*What is needed*:
For each line below that contains the string "Pracht", copy that line.

*Material for this exercise*:
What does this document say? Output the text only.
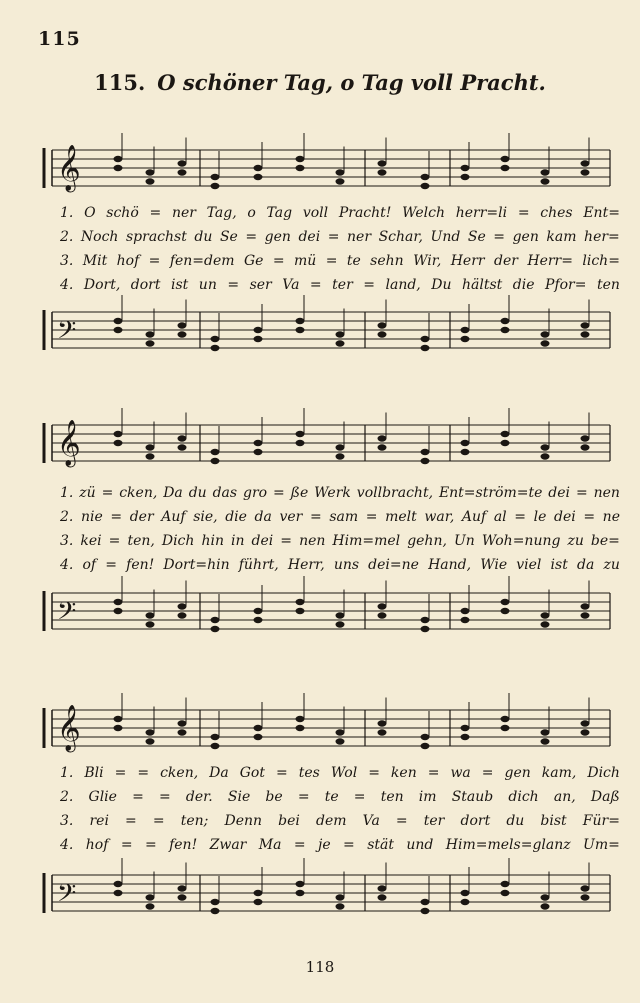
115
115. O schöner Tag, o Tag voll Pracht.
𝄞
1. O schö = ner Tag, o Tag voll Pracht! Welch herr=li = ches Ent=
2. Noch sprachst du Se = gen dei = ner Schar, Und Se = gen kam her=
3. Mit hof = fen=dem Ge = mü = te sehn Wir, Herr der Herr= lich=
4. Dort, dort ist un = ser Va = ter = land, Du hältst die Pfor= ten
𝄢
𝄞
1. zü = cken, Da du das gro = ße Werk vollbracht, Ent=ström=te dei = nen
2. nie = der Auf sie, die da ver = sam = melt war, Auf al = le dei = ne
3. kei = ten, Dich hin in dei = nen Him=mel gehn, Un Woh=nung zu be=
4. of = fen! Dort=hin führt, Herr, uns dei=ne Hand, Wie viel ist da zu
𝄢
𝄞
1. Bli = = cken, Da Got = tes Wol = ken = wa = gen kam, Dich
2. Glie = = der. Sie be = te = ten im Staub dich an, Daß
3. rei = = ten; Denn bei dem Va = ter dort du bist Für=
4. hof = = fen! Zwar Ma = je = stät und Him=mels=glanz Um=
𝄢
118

*Solution to this task*:
115. O schöner Tag, o Tag voll Pracht.
1. O schö = ner Tag, o Tag voll Pracht! Welch herr=li = ches Ent=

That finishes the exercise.